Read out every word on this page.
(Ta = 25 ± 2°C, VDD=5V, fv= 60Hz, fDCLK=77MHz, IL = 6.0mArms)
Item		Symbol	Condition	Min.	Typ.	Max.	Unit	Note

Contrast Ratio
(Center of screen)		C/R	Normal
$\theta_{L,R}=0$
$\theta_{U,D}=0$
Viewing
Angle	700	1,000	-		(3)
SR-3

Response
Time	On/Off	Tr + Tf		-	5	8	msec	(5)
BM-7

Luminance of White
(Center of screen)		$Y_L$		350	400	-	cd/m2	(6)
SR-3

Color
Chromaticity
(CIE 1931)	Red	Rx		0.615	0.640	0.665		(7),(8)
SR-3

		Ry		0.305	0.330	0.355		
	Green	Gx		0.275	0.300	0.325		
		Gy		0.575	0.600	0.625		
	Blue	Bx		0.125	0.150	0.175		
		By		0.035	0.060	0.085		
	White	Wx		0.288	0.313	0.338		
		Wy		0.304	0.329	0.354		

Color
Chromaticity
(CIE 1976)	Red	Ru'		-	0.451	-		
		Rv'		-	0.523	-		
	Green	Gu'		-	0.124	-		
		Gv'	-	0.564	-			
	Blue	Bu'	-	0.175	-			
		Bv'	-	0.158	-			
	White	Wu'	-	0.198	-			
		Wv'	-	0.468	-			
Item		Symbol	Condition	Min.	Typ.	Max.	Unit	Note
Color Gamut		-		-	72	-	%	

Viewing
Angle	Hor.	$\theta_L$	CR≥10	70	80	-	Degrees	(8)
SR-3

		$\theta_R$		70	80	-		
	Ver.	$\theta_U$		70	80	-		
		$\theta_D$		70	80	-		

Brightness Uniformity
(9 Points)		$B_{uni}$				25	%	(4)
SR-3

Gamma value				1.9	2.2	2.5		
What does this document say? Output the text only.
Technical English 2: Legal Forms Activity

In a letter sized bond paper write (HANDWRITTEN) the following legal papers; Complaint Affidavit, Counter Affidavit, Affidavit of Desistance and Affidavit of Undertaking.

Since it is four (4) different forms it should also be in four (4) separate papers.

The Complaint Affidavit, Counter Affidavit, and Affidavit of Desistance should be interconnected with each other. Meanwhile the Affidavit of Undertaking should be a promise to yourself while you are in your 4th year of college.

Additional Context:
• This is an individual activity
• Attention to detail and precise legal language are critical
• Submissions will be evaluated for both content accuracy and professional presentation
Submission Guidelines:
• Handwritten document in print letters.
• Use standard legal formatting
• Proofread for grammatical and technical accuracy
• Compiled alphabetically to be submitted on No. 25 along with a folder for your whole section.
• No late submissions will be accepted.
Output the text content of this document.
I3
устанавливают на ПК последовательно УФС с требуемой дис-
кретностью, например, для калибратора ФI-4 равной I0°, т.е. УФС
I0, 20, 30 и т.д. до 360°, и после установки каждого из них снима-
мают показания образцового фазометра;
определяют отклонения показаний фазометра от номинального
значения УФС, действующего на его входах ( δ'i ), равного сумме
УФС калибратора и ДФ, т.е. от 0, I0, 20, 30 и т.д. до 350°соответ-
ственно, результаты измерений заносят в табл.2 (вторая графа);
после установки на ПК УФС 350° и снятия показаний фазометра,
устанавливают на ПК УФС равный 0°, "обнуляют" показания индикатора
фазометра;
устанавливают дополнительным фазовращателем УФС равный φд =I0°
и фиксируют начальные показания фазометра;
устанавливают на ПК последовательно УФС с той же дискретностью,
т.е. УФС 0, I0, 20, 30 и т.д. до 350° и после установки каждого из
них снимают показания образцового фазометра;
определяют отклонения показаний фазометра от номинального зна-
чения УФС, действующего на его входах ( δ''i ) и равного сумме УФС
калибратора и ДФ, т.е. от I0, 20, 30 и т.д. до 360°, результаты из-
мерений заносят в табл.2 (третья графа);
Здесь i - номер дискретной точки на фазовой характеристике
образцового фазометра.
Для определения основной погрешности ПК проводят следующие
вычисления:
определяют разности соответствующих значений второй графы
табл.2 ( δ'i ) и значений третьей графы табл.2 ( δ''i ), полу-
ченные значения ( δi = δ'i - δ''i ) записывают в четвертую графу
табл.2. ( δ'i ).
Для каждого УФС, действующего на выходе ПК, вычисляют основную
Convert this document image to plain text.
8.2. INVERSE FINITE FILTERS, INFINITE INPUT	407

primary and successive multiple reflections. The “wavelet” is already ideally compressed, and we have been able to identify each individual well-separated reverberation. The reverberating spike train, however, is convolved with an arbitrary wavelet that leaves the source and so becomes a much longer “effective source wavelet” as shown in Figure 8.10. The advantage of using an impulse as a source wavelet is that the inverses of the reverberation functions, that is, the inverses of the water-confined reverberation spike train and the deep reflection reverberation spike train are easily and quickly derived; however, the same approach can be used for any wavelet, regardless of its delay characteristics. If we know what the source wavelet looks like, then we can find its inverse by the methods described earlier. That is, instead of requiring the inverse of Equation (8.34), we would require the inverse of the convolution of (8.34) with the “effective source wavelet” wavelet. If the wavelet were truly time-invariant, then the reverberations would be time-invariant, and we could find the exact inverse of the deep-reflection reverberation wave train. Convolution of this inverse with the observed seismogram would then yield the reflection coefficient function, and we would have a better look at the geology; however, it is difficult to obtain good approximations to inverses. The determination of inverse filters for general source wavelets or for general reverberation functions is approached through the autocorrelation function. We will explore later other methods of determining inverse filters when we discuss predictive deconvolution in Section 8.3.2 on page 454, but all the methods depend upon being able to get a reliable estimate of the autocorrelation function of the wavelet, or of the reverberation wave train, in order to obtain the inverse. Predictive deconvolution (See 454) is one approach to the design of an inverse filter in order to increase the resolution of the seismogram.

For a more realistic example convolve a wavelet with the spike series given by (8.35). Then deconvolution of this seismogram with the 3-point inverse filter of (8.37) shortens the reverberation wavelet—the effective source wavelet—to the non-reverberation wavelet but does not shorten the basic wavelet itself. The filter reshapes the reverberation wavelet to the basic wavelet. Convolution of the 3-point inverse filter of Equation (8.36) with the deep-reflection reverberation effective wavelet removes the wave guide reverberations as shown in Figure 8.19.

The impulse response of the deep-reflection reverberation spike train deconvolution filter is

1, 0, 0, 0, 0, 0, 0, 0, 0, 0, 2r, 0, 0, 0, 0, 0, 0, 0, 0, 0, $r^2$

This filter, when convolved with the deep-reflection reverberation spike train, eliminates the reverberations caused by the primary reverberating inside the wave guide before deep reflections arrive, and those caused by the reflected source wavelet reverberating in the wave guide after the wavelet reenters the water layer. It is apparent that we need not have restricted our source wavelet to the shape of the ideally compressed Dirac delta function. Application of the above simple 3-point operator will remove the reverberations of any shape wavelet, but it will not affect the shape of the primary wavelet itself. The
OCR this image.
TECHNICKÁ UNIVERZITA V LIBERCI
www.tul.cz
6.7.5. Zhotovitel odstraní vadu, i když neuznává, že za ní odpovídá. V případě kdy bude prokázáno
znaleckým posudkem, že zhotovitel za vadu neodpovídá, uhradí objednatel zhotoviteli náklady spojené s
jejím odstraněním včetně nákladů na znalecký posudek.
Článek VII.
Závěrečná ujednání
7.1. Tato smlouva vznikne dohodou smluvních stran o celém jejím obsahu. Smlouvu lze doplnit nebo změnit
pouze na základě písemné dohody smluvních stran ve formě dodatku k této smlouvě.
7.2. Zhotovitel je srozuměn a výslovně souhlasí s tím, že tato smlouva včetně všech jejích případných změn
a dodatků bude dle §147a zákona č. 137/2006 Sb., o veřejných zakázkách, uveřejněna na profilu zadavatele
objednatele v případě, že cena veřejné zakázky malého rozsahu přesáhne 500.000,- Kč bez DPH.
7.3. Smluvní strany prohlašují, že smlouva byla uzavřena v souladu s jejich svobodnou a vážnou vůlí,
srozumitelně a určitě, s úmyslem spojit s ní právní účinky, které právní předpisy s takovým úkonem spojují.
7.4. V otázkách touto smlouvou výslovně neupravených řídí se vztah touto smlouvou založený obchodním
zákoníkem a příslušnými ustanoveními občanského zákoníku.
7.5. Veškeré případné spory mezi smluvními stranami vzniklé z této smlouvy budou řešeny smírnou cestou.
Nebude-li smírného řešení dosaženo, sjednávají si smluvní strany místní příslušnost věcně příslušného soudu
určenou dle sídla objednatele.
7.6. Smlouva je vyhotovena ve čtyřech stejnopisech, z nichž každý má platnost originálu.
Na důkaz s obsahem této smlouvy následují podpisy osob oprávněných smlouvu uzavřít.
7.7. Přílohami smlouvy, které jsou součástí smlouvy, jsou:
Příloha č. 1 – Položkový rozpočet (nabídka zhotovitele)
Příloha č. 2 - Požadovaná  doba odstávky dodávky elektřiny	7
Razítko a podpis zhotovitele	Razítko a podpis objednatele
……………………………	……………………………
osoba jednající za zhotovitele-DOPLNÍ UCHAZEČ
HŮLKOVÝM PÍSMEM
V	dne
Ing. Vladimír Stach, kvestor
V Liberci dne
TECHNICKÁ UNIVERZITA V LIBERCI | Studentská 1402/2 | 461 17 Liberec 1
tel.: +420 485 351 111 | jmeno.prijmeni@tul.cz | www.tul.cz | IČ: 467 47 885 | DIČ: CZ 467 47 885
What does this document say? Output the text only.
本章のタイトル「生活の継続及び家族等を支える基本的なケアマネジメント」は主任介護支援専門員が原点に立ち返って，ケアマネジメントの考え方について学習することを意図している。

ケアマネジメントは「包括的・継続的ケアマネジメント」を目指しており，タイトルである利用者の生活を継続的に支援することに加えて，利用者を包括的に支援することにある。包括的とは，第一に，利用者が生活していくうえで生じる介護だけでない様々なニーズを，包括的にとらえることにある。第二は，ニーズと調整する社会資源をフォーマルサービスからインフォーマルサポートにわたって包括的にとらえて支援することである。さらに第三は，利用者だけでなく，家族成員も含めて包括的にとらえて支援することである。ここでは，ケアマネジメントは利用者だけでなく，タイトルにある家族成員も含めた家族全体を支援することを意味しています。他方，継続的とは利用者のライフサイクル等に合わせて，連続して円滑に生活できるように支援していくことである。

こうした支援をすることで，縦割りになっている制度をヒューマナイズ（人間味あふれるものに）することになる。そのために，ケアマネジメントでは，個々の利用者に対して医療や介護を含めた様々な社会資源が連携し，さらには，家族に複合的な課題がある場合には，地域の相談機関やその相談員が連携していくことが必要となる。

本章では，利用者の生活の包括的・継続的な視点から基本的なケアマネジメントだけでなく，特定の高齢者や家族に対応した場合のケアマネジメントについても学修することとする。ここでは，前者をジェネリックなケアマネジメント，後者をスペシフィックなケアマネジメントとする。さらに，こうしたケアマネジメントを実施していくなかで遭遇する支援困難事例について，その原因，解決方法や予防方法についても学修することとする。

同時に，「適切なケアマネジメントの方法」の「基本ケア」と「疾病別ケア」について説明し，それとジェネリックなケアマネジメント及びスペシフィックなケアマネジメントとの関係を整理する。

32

Exercise details:
Above are the records. Copy every line in them holding "показания".

Reply to the task:
мают показания образцового фазометра;
устанавливают на ПК УФС равный 0°, "обнуляют" показания индикатора
и фиксируют начальные показания фазометра;
них снимают показания образцового фазометра;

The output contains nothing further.